■ Your objective: Exclude the pictures, then copy all remaining records exactly.

■ Data provided:
— BEGIN —

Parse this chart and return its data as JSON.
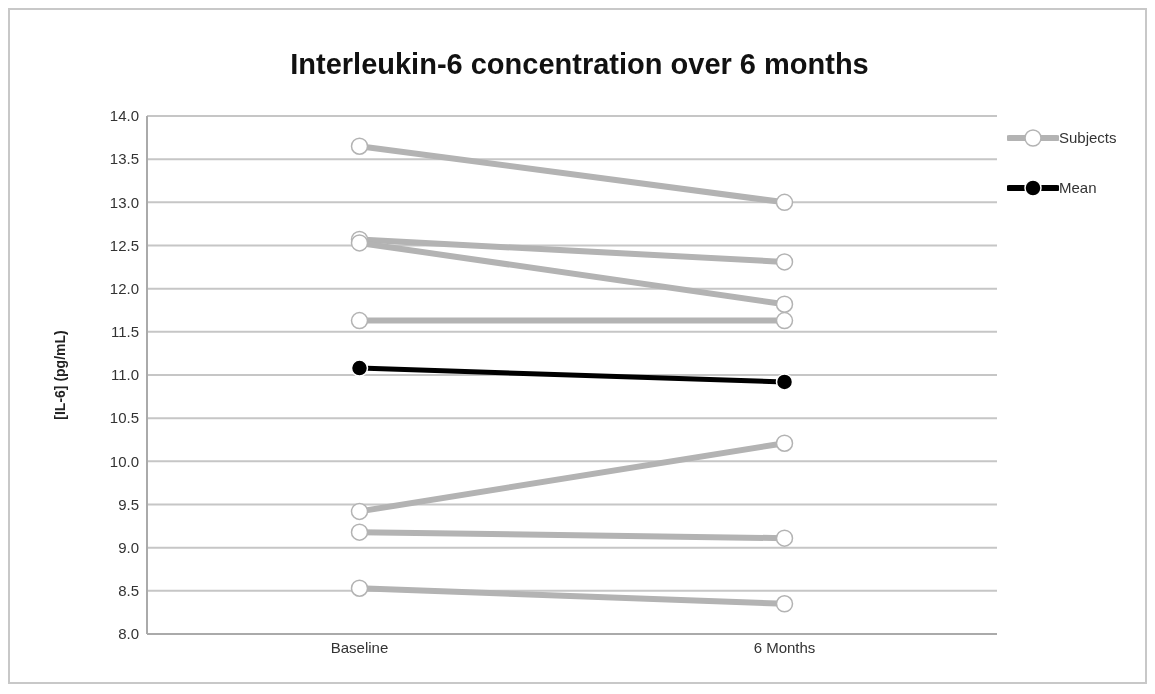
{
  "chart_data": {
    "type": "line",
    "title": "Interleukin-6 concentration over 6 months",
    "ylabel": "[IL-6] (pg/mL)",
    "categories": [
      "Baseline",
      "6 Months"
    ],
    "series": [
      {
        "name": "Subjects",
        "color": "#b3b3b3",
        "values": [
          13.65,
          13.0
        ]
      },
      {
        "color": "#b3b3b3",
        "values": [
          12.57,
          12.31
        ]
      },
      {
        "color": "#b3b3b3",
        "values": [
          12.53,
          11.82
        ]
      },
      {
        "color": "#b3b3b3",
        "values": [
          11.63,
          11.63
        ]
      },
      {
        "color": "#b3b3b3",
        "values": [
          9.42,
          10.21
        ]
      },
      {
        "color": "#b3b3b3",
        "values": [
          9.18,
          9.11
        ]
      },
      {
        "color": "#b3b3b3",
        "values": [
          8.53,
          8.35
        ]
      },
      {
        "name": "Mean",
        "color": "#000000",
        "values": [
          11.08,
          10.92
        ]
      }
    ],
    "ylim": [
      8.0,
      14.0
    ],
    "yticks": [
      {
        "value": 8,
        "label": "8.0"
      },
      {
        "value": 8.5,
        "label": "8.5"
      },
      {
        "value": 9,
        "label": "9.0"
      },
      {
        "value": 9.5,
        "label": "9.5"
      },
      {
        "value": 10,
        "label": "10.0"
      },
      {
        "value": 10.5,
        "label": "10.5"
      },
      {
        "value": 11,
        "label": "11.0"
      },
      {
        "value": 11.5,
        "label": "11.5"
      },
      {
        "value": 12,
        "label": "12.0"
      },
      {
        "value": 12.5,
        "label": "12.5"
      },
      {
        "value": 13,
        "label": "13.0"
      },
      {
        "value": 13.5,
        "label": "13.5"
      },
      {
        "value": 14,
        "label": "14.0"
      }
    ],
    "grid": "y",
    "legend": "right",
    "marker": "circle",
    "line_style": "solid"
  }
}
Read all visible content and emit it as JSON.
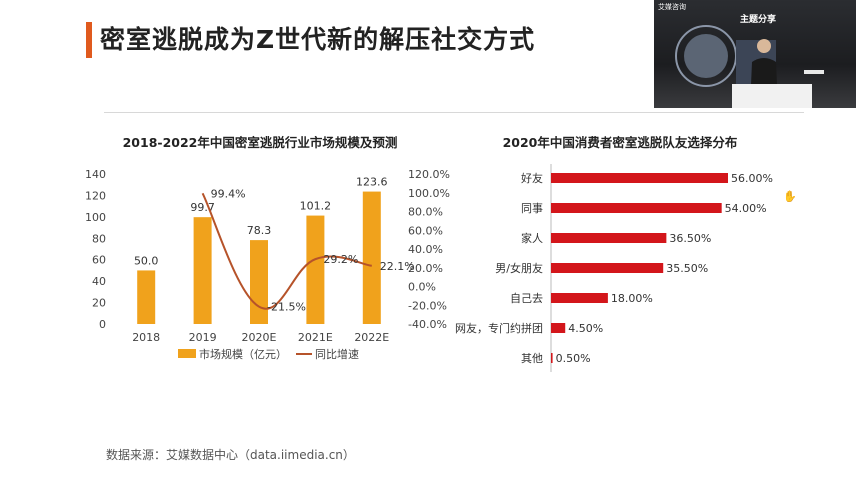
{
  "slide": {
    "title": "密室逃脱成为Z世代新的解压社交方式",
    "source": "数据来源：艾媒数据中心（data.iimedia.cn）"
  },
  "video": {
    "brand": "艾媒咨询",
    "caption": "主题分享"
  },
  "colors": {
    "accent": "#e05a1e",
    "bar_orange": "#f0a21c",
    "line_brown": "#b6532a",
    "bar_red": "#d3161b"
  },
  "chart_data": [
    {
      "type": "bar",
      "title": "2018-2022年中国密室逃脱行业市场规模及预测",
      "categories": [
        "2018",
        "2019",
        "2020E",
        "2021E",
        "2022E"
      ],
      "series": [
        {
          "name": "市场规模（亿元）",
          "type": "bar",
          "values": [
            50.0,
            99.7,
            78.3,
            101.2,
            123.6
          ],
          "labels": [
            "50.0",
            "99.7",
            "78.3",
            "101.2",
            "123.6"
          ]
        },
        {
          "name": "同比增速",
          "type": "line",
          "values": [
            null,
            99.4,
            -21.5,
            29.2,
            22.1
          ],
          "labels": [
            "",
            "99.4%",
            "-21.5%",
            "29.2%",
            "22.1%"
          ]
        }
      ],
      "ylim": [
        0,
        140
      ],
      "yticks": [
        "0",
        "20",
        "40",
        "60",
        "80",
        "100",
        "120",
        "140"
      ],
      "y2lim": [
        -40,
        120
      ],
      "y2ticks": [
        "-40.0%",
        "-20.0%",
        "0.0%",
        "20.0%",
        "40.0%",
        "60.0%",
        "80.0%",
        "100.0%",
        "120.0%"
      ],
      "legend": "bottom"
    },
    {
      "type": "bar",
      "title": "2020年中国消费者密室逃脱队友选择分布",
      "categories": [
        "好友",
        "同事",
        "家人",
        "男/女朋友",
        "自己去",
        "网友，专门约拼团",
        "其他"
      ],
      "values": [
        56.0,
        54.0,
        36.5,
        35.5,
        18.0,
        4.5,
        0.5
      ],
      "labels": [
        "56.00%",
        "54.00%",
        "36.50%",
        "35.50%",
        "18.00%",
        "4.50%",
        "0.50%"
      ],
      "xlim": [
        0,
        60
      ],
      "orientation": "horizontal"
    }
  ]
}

— END —

■ The solution:
Parse this chart and return its data as JSON.
{
  "chart_data": {
    "type": "line",
    "title": "Interleukin-6 concentration over 6 months",
    "ylabel": "[IL-6] (pg/mL)",
    "categories": [
      "Baseline",
      "6 Months"
    ],
    "series": [
      {
        "name": "Subjects",
        "color": "#b3b3b3",
        "values": [
          13.65,
          13.0
        ]
      },
      {
        "color": "#b3b3b3",
        "values": [
          12.57,
          12.31
        ]
      },
      {
        "color": "#b3b3b3",
        "values": [
          12.53,
          11.82
        ]
      },
      {
        "color": "#b3b3b3",
        "values": [
          11.63,
          11.63
        ]
      },
      {
        "color": "#b3b3b3",
        "values": [
          9.42,
          10.21
        ]
      },
      {
        "color": "#b3b3b3",
        "values": [
          9.18,
          9.11
        ]
      },
      {
        "color": "#b3b3b3",
        "values": [
          8.53,
          8.35
        ]
      },
      {
        "name": "Mean",
        "color": "#000000",
        "values": [
          11.08,
          10.92
        ]
      }
    ],
    "ylim": [
      8.0,
      14.0
    ],
    "yticks": [
      {
        "value": 8,
        "label": "8.0"
      },
      {
        "value": 8.5,
        "label": "8.5"
      },
      {
        "value": 9,
        "label": "9.0"
      },
      {
        "value": 9.5,
        "label": "9.5"
      },
      {
        "value": 10,
        "label": "10.0"
      },
      {
        "value": 10.5,
        "label": "10.5"
      },
      {
        "value": 11,
        "label": "11.0"
      },
      {
        "value": 11.5,
        "label": "11.5"
      },
      {
        "value": 12,
        "label": "12.0"
      },
      {
        "value": 12.5,
        "label": "12.5"
      },
      {
        "value": 13,
        "label": "13.0"
      },
      {
        "value": 13.5,
        "label": "13.5"
      },
      {
        "value": 14,
        "label": "14.0"
      }
    ],
    "grid": "y",
    "legend": "right",
    "marker": "circle",
    "line_style": "solid"
  }
}
Read all visible content and emit it as JSON.
{
  "slide": {
    "title": "密室逃脱成为Z世代新的解压社交方式",
    "source": "数据来源：艾媒数据中心（data.iimedia.cn）"
  },
  "video": {
    "brand": "艾媒咨询",
    "caption": "主题分享"
  },
  "colors": {
    "accent": "#e05a1e",
    "bar_orange": "#f0a21c",
    "line_brown": "#b6532a",
    "bar_red": "#d3161b"
  },
  "chart_data": [
    {
      "type": "bar",
      "title": "2018-2022年中国密室逃脱行业市场规模及预测",
      "categories": [
        "2018",
        "2019",
        "2020E",
        "2021E",
        "2022E"
      ],
      "series": [
        {
          "name": "市场规模（亿元）",
          "type": "bar",
          "values": [
            50.0,
            99.7,
            78.3,
            101.2,
            123.6
          ],
          "labels": [
            "50.0",
            "99.7",
            "78.3",
            "101.2",
            "123.6"
          ]
        },
        {
          "name": "同比增速",
          "type": "line",
          "values": [
            null,
            99.4,
            -21.5,
            29.2,
            22.1
          ],
          "labels": [
            "",
            "99.4%",
            "-21.5%",
            "29.2%",
            "22.1%"
          ]
        }
      ],
      "ylim": [
        0,
        140
      ],
      "yticks": [
        "0",
        "20",
        "40",
        "60",
        "80",
        "100",
        "120",
        "140"
      ],
      "y2lim": [
        -40,
        120
      ],
      "y2ticks": [
        "-40.0%",
        "-20.0%",
        "0.0%",
        "20.0%",
        "40.0%",
        "60.0%",
        "80.0%",
        "100.0%",
        "120.0%"
      ],
      "legend": "bottom"
    },
    {
      "type": "bar",
      "title": "2020年中国消费者密室逃脱队友选择分布",
      "categories": [
        "好友",
        "同事",
        "家人",
        "男/女朋友",
        "自己去",
        "网友，专门约拼团",
        "其他"
      ],
      "values": [
        56.0,
        54.0,
        36.5,
        35.5,
        18.0,
        4.5,
        0.5
      ],
      "labels": [
        "56.00%",
        "54.00%",
        "36.50%",
        "35.50%",
        "18.00%",
        "4.50%",
        "0.50%"
      ],
      "xlim": [
        0,
        60
      ],
      "orientation": "horizontal"
    }
  ]
}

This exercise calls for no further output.